# [Exercise requirements]
Take each line that has the word "博士优先" and return it.

§

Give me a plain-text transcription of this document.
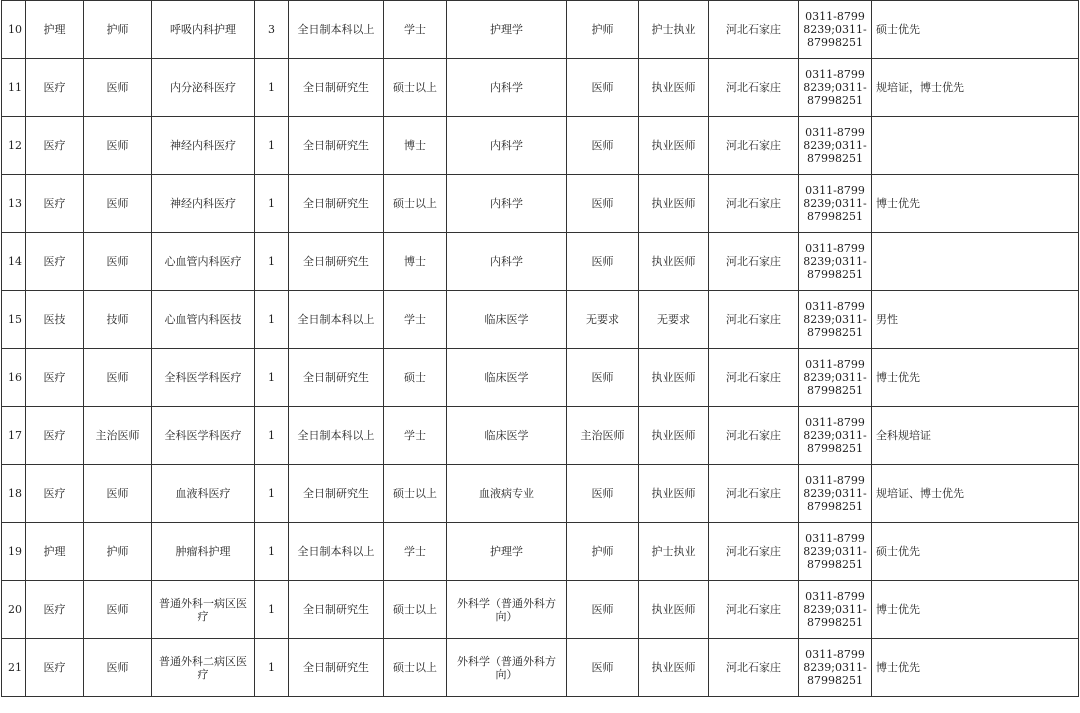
10	护理	护师	呼吸内科护理	3	全日制本科以上	学士	护理学	护师	护士执业	河北石家庄	0311-87998239;0311-87998251	硕士优先
11	医疗	医师	内分泌科医疗	1	全日制研究生	硕士以上	内科学	医师	执业医师	河北石家庄	0311-87998239;0311-87998251	规培证，博士优先
12	医疗	医师	神经内科医疗	1	全日制研究生	博士	内科学	医师	执业医师	河北石家庄	0311-87998239;0311-87998251	
13	医疗	医师	神经内科医疗	1	全日制研究生	硕士以上	内科学	医师	执业医师	河北石家庄	0311-87998239;0311-87998251	博士优先
14	医疗	医师	心血管内科医疗	1	全日制研究生	博士	内科学	医师	执业医师	河北石家庄	0311-87998239;0311-87998251	
15	医技	技师	心血管内科医技	1	全日制本科以上	学士	临床医学	无要求	无要求	河北石家庄	0311-87998239;0311-87998251	男性
16	医疗	医师	全科医学科医疗	1	全日制研究生	硕士	临床医学	医师	执业医师	河北石家庄	0311-87998239;0311-87998251	博士优先
17	医疗	主治医师	全科医学科医疗	1	全日制本科以上	学士	临床医学	主治医师	执业医师	河北石家庄	0311-87998239;0311-87998251	全科规培证
18	医疗	医师	血液科医疗	1	全日制研究生	硕士以上	血液病专业	医师	执业医师	河北石家庄	0311-87998239;0311-87998251	规培证、博士优先
19	护理	护师	肿瘤科护理	1	全日制本科以上	学士	护理学	护师	护士执业	河北石家庄	0311-87998239;0311-87998251	硕士优先
20	医疗	医师	普通外科一病区医疗	1	全日制研究生	硕士以上	外科学（普通外科方向）	医师	执业医师	河北石家庄	0311-87998239;0311-87998251	博士优先
21	医疗	医师	普通外科二病区医疗	1	全日制研究生	硕士以上	外科学（普通外科方向）	医师	执业医师	河北石家庄	0311-87998239;0311-87998251	博士优先
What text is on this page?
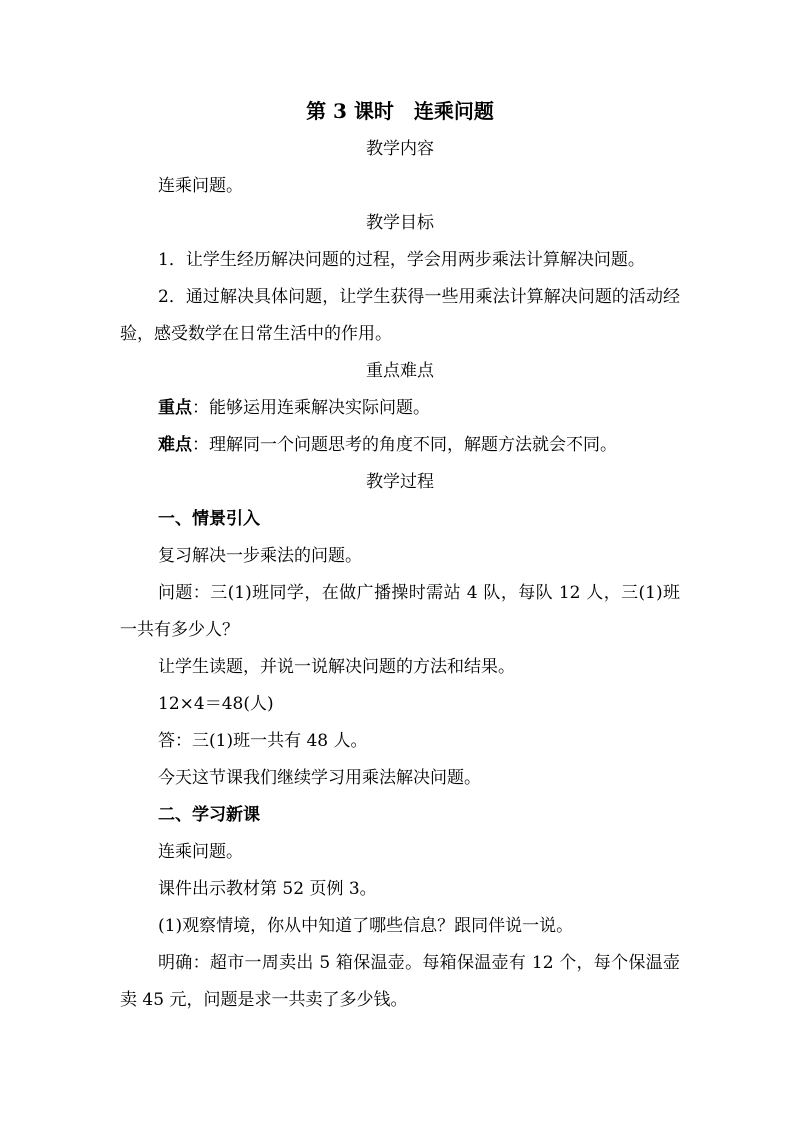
第 3 课时　连乘问题
教学内容

连乘问题。

教学目标

1．让学生经历解决问题的过程，学会用两步乘法计算解决问题。

2．通过解决具体问题，让学生获得一些用乘法计算解决问题的活动经验，感受数学在日常生活中的作用。

重点难点

重点：能够运用连乘解决实际问题。

难点：理解同一个问题思考的角度不同，解题方法就会不同。

教学过程

一、情景引入

复习解决一步乘法的问题。

问题：三(1)班同学，在做广播操时需站 4 队，每队 12 人，三(1)班一共有多少人？

让学生读题，并说一说解决问题的方法和结果。

12×4＝48(人)

答：三(1)班一共有 48 人。

今天这节课我们继续学习用乘法解决问题。

二、学习新课

连乘问题。

课件出示教材第 52 页例 3。

(1)观察情境，你从中知道了哪些信息？跟同伴说一说。

明确：超市一周卖出 5 箱保温壶。每箱保温壶有 12 个，每个保温壶卖 45 元，问题是求一共卖了多少钱。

§

# [Answer for this exercise]
11	医疗	医师	内分泌科医疗	1	全日制研究生	硕士以上	内科学	医师	执业医师	河北石家庄	0311-87998239;0311-87998251	规培证，博士优先
13	医疗	医师	神经内科医疗	1	全日制研究生	硕士以上	内科学	医师	执业医师	河北石家庄	0311-87998239;0311-87998251	博士优先
16	医疗	医师	全科医学科医疗	1	全日制研究生	硕士	临床医学	医师	执业医师	河北石家庄	0311-87998239;0311-87998251	博士优先
18	医疗	医师	血液科医疗	1	全日制研究生	硕士以上	血液病专业	医师	执业医师	河北石家庄	0311-87998239;0311-87998251	规培证、博士优先
20	医疗	医师	普通外科一病区医疗	1	全日制研究生	硕士以上	外科学（普通外科方向）	医师	执业医师	河北石家庄	0311-87998239;0311-87998251	博士优先
21	医疗	医师	普通外科二病区医疗	1	全日制研究生	硕士以上	外科学（普通外科方向）	医师	执业医师	河北石家庄	0311-87998239;0311-87998251	博士优先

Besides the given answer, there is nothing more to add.